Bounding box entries
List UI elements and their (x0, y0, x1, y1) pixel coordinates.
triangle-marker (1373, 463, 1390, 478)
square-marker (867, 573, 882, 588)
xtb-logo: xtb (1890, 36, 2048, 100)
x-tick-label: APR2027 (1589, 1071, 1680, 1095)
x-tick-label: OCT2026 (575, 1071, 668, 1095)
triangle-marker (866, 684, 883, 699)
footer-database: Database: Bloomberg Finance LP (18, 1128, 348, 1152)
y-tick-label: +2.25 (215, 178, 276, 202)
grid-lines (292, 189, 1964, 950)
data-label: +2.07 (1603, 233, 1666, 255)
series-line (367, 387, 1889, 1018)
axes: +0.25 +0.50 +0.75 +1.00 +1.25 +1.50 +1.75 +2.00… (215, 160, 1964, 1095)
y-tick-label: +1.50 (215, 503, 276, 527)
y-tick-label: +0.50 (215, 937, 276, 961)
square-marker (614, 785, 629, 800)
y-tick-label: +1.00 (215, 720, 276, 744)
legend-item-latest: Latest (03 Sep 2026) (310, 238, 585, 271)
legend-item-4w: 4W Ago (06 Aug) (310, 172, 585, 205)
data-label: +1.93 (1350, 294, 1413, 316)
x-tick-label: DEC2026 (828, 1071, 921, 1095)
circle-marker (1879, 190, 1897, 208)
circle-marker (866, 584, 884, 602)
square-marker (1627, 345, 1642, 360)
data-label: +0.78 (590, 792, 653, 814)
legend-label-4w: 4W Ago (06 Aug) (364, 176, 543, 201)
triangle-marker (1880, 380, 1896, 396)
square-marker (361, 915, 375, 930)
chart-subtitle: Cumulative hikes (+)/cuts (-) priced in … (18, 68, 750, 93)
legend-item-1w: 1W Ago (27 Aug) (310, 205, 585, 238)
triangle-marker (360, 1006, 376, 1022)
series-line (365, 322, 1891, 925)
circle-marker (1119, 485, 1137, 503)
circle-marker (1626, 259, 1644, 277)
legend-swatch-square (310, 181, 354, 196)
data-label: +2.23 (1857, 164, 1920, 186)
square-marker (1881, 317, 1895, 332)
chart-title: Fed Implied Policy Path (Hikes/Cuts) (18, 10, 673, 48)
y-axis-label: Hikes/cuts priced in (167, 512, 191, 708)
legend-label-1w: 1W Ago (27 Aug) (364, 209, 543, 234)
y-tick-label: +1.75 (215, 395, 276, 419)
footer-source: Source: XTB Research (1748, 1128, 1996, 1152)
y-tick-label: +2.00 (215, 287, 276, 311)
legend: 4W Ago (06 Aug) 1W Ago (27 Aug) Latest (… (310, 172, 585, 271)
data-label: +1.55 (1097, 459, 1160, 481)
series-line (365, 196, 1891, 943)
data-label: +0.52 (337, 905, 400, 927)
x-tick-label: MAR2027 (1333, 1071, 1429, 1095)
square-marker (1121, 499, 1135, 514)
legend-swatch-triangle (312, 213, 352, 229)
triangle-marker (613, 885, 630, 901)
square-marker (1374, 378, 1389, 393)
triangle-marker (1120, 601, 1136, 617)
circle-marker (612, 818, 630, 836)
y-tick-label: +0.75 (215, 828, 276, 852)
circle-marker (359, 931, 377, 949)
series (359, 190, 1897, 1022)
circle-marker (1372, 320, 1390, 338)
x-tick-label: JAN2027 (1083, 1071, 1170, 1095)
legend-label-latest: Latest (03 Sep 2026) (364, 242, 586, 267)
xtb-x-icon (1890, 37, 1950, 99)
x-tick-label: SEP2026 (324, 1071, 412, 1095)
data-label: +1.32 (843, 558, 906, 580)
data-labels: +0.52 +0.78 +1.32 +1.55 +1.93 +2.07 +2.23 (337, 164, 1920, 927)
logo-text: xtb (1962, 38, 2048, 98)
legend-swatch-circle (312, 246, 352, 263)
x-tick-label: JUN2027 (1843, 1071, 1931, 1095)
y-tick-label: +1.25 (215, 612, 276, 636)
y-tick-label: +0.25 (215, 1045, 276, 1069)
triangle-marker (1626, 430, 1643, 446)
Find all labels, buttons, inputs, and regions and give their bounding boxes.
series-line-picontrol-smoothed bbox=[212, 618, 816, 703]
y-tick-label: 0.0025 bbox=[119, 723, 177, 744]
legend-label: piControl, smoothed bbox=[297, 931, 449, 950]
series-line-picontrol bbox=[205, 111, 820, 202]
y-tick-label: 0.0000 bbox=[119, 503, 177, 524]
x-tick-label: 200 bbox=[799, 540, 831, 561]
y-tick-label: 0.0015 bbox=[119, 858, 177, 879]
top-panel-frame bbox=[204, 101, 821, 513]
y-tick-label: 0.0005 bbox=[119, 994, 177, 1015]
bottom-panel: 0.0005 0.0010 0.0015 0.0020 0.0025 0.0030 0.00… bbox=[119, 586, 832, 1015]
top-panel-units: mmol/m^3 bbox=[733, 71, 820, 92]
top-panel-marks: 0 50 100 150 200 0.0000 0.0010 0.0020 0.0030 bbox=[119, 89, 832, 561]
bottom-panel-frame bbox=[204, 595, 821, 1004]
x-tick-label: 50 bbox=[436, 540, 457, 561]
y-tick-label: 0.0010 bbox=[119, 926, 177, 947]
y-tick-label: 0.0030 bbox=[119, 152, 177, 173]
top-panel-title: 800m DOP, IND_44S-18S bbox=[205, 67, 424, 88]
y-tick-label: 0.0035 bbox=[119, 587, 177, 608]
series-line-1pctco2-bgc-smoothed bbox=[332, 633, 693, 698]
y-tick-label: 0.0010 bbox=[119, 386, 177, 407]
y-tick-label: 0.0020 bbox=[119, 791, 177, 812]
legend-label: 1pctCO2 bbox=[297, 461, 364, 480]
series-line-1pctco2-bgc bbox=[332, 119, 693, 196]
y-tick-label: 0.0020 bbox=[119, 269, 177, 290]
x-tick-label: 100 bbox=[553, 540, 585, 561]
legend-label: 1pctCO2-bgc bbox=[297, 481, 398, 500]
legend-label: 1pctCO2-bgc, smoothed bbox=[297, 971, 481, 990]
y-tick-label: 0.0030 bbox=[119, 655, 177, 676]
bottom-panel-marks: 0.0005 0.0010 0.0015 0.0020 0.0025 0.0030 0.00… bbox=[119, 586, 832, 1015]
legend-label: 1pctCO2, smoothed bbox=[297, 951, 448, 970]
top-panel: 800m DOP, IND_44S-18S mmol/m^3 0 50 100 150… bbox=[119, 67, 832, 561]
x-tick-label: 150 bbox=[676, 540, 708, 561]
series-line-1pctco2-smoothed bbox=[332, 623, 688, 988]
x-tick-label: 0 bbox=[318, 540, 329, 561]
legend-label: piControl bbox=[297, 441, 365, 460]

_INSTRUCTION_. Write out each of the entries above, character for character, with nothing changed.

_RESPONSE FOR THIS EXERCISE_.
List UI elements and their (x0, y0, x1, y1) pixel coordinates.
triangle-marker (1373, 463, 1390, 478)
square-marker (867, 573, 882, 588)
xtb-logo: xtb (1890, 36, 2048, 100)
x-tick-label: APR2027 (1589, 1071, 1680, 1095)
x-tick-label: OCT2026 (575, 1071, 668, 1095)
triangle-marker (866, 684, 883, 699)
footer-database: Database: Bloomberg Finance LP (18, 1128, 348, 1152)
y-tick-label: +2.25 (215, 178, 276, 202)
grid-lines (292, 189, 1964, 950)
data-label: +2.07 (1603, 233, 1666, 255)
series-line (367, 387, 1889, 1018)
axes: +0.25 +0.50 +0.75 +1.00 +1.25 +1.50 +1.75 +2.00… (215, 160, 1964, 1095)
y-tick-label: +1.50 (215, 503, 276, 527)
y-tick-label: +0.50 (215, 937, 276, 961)
square-marker (614, 785, 629, 800)
y-tick-label: +1.00 (215, 720, 276, 744)
legend-item-latest: Latest (03 Sep 2026) (310, 238, 585, 271)
legend-item-4w: 4W Ago (06 Aug) (310, 172, 585, 205)
data-label: +1.93 (1350, 294, 1413, 316)
x-tick-label: DEC2026 (828, 1071, 921, 1095)
circle-marker (1879, 190, 1897, 208)
circle-marker (866, 584, 884, 602)
square-marker (1627, 345, 1642, 360)
data-label: +0.78 (590, 792, 653, 814)
legend-label-4w: 4W Ago (06 Aug) (364, 176, 543, 201)
triangle-marker (1880, 380, 1896, 396)
square-marker (361, 915, 375, 930)
chart-subtitle: Cumulative hikes (+)/cuts (-) priced in … (18, 68, 750, 93)
legend-item-1w: 1W Ago (27 Aug) (310, 205, 585, 238)
triangle-marker (360, 1006, 376, 1022)
series-line (365, 322, 1891, 925)
circle-marker (1119, 485, 1137, 503)
circle-marker (1626, 259, 1644, 277)
legend-swatch-square (310, 181, 354, 196)
data-label: +2.23 (1857, 164, 1920, 186)
square-marker (1881, 317, 1895, 332)
chart-title: Fed Implied Policy Path (Hikes/Cuts) (18, 10, 673, 48)
y-axis-label: Hikes/cuts priced in (167, 512, 191, 708)
legend-label-1w: 1W Ago (27 Aug) (364, 209, 543, 234)
y-tick-label: +1.75 (215, 395, 276, 419)
footer-source: Source: XTB Research (1748, 1128, 1996, 1152)
y-tick-label: +2.00 (215, 287, 276, 311)
legend: 4W Ago (06 Aug) 1W Ago (27 Aug) Latest (… (310, 172, 585, 271)
data-label: +1.55 (1097, 459, 1160, 481)
series-line (365, 196, 1891, 943)
data-label: +0.52 (337, 905, 400, 927)
x-tick-label: MAR2027 (1333, 1071, 1429, 1095)
square-marker (1121, 499, 1135, 514)
legend-swatch-triangle (312, 213, 352, 229)
triangle-marker (613, 885, 630, 901)
square-marker (1374, 378, 1389, 393)
triangle-marker (1120, 601, 1136, 617)
circle-marker (612, 818, 630, 836)
y-tick-label: +0.75 (215, 828, 276, 852)
circle-marker (359, 931, 377, 949)
series (359, 190, 1897, 1022)
circle-marker (1372, 320, 1390, 338)
x-tick-label: JAN2027 (1083, 1071, 1170, 1095)
legend-label-latest: Latest (03 Sep 2026) (364, 242, 586, 267)
xtb-x-icon (1890, 37, 1950, 99)
x-tick-label: SEP2026 (324, 1071, 412, 1095)
data-label: +1.32 (843, 558, 906, 580)
data-labels: +0.52 +0.78 +1.32 +1.55 +1.93 +2.07 +2.23 (337, 164, 1920, 927)
logo-text: xtb (1962, 38, 2048, 98)
legend-swatch-circle (312, 246, 352, 263)
x-tick-label: JUN2027 (1843, 1071, 1931, 1095)
y-tick-label: +1.25 (215, 612, 276, 636)
y-tick-label: +0.25 (215, 1045, 276, 1069)
triangle-marker (1626, 430, 1643, 446)
Find all labels, buttons, inputs, and regions and give their bounding boxes.
series-line-picontrol-smoothed bbox=[212, 618, 816, 703]
y-tick-label: 0.0025 bbox=[119, 723, 177, 744]
legend-label: piControl, smoothed bbox=[297, 931, 449, 950]
series-line-picontrol bbox=[205, 111, 820, 202]
y-tick-label: 0.0000 bbox=[119, 503, 177, 524]
x-tick-label: 200 bbox=[799, 540, 831, 561]
y-tick-label: 0.0015 bbox=[119, 858, 177, 879]
top-panel-frame bbox=[204, 101, 821, 513]
y-tick-label: 0.0005 bbox=[119, 994, 177, 1015]
bottom-panel: 0.0005 0.0010 0.0015 0.0020 0.0025 0.0030 0.00… bbox=[119, 586, 832, 1015]
top-panel-units: mmol/m^3 bbox=[733, 71, 820, 92]
top-panel-marks: 0 50 100 150 200 0.0000 0.0010 0.0020 0.0030 bbox=[119, 89, 832, 561]
bottom-panel-frame bbox=[204, 595, 821, 1004]
x-tick-label: 50 bbox=[436, 540, 457, 561]
y-tick-label: 0.0010 bbox=[119, 926, 177, 947]
y-tick-label: 0.0030 bbox=[119, 152, 177, 173]
top-panel-title: 800m DOP, IND_44S-18S bbox=[205, 67, 424, 88]
y-tick-label: 0.0035 bbox=[119, 587, 177, 608]
series-line-1pctco2-bgc-smoothed bbox=[332, 633, 693, 698]
y-tick-label: 0.0010 bbox=[119, 386, 177, 407]
y-tick-label: 0.0020 bbox=[119, 791, 177, 812]
legend-label: 1pctCO2 bbox=[297, 461, 364, 480]
series-line-1pctco2-bgc bbox=[332, 119, 693, 196]
y-tick-label: 0.0020 bbox=[119, 269, 177, 290]
x-tick-label: 100 bbox=[553, 540, 585, 561]
legend-label: 1pctCO2-bgc bbox=[297, 481, 398, 500]
legend-label: 1pctCO2-bgc, smoothed bbox=[297, 971, 481, 990]
y-tick-label: 0.0030 bbox=[119, 655, 177, 676]
bottom-panel-marks: 0.0005 0.0010 0.0015 0.0020 0.0025 0.0030 0.00… bbox=[119, 586, 832, 1015]
legend-label: 1pctCO2, smoothed bbox=[297, 951, 448, 970]
top-panel: 800m DOP, IND_44S-18S mmol/m^3 0 50 100 150… bbox=[119, 67, 832, 561]
x-tick-label: 150 bbox=[676, 540, 708, 561]
series-line-1pctco2-smoothed bbox=[332, 623, 688, 988]
x-tick-label: 0 bbox=[318, 540, 329, 561]
legend-label: piControl bbox=[297, 441, 365, 460]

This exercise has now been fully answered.